[DIRECTIONS FOR THIS TASK]:
From the listing below, pull out every line where the string "text" appears.

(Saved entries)
^^^^^^^^
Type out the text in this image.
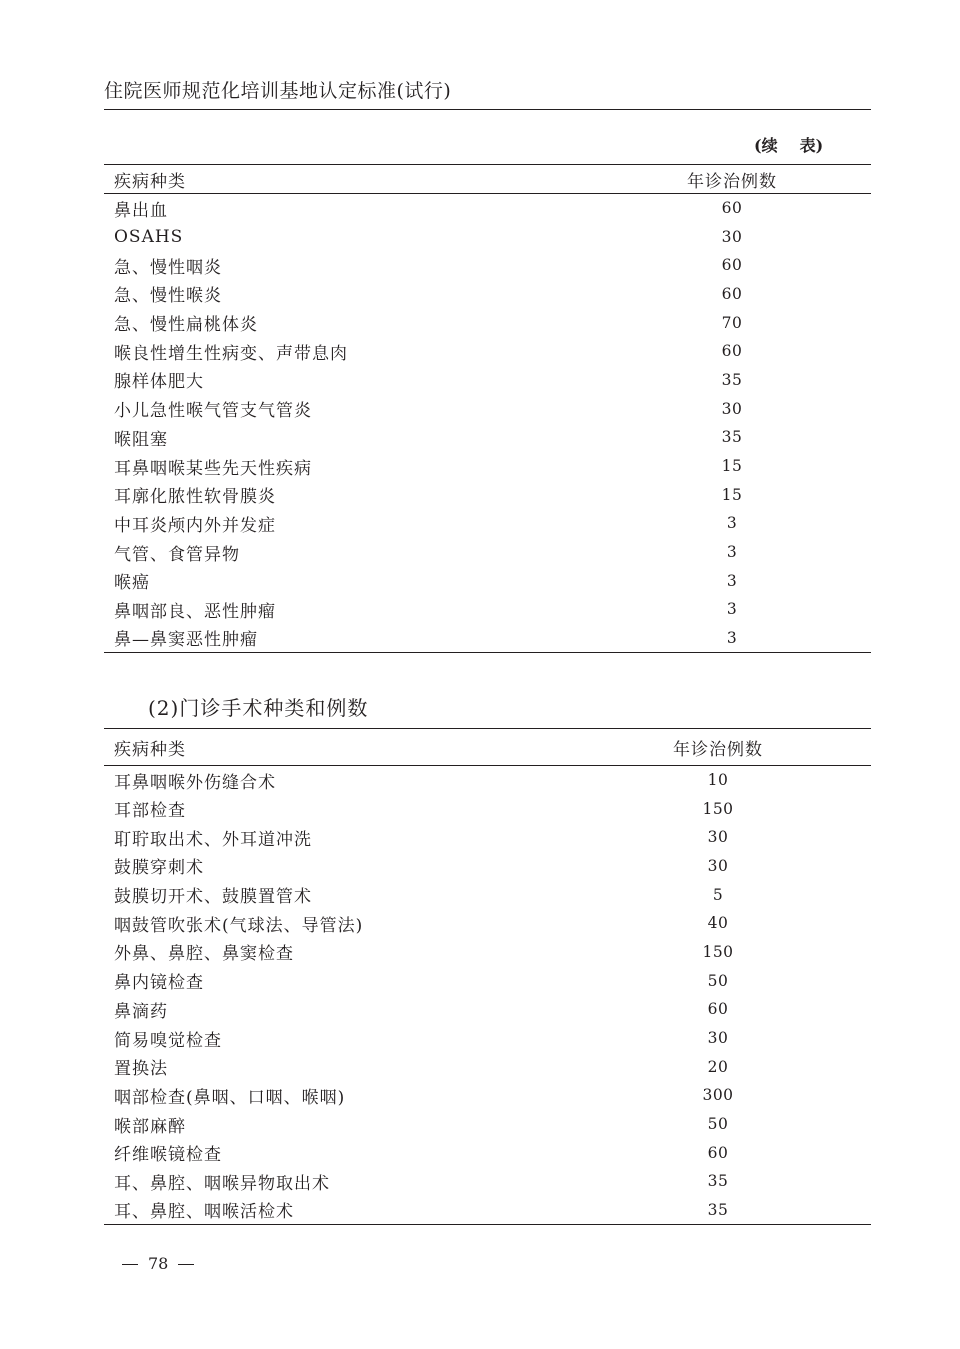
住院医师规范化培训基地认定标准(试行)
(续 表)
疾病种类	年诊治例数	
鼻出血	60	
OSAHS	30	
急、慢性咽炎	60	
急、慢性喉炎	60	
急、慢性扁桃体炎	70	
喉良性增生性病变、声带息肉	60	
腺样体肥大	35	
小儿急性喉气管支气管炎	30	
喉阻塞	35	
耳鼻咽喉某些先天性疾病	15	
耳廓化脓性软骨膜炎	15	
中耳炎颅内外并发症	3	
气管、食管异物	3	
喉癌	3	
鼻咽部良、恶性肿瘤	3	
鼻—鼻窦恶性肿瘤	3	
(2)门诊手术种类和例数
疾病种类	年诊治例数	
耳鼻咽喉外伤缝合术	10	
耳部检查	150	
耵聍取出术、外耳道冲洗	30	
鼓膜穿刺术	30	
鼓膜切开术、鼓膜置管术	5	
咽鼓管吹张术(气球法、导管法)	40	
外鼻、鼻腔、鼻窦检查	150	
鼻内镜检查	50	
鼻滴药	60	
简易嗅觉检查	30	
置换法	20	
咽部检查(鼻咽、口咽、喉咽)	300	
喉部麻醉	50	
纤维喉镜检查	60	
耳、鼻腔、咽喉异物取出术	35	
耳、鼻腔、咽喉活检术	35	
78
^^^^^^^^
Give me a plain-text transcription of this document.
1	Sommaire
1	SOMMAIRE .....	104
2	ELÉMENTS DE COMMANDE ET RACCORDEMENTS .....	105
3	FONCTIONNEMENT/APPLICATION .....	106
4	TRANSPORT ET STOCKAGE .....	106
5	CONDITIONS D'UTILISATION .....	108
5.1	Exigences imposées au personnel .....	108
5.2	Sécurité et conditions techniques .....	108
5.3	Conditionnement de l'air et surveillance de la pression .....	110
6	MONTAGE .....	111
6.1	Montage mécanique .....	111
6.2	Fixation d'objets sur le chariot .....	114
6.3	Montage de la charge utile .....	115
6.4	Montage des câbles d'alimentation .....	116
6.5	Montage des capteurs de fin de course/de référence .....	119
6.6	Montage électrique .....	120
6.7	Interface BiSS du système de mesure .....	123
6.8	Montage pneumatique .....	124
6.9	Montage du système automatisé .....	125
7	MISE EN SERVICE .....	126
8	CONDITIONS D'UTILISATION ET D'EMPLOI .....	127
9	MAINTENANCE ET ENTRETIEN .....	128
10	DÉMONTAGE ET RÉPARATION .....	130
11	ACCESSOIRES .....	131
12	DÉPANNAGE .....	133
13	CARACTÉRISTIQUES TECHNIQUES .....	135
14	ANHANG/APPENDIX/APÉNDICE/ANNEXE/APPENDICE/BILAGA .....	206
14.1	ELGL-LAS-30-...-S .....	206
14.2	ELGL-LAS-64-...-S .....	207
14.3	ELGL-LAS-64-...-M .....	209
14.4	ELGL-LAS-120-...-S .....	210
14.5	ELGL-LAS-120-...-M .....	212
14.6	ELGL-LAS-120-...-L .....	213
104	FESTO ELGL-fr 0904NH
^^^^^^^^
[EXERCISE RESPONSE]:
Type out the text in this image.
Give me a plain-text transcription of this document.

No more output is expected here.